REQUIRED WORK:
From the listing below, pick out each line with the word "geográfico".

Data records:
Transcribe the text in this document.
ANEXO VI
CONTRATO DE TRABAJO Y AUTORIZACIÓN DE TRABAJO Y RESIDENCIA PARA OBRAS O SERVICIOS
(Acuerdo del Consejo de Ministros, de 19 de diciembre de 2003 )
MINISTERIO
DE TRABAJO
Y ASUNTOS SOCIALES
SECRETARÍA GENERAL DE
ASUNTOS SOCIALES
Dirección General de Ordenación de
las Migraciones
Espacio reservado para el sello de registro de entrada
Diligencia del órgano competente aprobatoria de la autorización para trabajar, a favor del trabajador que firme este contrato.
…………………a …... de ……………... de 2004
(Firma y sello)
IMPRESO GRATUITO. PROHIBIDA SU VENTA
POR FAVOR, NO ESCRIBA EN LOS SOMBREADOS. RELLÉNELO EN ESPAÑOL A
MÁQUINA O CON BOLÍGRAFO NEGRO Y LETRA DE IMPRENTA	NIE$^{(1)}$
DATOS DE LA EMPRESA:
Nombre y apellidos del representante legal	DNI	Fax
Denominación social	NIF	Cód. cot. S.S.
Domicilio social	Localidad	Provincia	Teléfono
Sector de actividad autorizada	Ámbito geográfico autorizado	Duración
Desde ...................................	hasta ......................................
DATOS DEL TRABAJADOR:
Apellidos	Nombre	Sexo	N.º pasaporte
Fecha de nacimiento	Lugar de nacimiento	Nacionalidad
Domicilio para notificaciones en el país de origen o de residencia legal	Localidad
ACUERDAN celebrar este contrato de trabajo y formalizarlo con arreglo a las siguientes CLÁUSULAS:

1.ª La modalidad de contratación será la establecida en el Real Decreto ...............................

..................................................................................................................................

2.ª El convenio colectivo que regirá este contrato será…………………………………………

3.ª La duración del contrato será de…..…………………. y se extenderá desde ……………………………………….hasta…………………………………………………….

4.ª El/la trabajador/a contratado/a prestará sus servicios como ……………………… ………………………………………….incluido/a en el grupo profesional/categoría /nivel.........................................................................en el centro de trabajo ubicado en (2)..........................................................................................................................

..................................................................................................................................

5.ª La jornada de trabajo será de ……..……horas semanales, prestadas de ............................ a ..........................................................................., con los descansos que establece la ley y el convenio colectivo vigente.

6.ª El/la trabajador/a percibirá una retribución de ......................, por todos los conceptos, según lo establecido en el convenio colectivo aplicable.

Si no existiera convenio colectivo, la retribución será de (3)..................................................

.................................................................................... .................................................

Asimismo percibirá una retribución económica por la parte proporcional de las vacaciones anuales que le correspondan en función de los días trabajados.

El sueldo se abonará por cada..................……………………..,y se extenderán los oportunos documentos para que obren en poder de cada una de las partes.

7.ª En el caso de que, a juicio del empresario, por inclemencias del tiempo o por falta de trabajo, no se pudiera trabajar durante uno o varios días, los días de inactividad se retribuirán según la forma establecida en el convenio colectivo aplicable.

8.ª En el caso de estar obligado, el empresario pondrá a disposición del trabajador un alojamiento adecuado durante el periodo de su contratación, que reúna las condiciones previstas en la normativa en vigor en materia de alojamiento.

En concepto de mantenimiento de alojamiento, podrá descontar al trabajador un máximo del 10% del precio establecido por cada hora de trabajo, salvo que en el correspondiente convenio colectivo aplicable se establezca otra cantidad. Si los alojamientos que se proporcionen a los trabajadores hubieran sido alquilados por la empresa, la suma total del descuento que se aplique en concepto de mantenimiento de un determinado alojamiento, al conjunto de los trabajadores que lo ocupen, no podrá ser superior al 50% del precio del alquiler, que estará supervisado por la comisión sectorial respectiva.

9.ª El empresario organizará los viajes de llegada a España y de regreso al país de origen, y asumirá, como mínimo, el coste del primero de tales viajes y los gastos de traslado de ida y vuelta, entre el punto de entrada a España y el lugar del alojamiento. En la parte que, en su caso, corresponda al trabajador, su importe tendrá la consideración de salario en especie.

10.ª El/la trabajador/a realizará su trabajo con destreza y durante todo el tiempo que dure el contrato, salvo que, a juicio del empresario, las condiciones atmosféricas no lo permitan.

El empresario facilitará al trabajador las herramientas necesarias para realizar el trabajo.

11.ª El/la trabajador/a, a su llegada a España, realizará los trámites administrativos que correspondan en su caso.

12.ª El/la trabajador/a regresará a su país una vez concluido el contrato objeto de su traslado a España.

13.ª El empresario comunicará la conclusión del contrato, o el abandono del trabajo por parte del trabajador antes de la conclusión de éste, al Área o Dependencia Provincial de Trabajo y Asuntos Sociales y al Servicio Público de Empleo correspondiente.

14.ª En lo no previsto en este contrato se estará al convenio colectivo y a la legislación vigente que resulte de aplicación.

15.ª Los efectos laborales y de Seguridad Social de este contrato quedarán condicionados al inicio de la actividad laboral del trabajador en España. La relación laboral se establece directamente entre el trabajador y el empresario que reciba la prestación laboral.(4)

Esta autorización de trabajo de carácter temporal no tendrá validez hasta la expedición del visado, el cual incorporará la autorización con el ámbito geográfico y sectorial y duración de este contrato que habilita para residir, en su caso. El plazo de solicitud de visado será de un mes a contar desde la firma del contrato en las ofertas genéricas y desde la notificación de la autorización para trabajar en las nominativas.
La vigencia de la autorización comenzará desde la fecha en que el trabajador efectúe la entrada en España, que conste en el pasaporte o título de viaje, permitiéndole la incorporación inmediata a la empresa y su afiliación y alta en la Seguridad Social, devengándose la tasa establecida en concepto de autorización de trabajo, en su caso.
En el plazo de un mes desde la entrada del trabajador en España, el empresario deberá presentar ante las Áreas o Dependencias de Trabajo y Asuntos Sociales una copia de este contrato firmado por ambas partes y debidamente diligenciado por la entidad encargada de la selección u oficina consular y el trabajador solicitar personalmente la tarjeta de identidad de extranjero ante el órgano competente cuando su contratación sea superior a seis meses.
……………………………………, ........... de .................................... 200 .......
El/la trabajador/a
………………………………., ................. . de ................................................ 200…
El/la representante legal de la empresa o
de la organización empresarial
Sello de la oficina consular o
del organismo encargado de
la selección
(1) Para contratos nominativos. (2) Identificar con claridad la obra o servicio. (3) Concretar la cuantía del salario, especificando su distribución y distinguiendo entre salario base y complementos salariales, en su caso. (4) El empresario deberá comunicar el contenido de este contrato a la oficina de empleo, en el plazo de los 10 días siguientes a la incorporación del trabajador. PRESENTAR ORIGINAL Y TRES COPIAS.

SOLUTION FOR THIS TASK:
Sector de actividad autorizada	Ámbito geográfico autorizado	Duración
Esta autorización de trabajo de carácter temporal no tendrá validez hasta la expedición del visado, el cual incorporará la autorización con el ámbito geográfico y sectorial y duración de este contrato que habilita para residir, en su caso. El plazo de solicitud de visado será de un mes a contar desde la firma del contrato en las ofertas genéricas y desde la notificación de la autorización para trabajar en las nominativas.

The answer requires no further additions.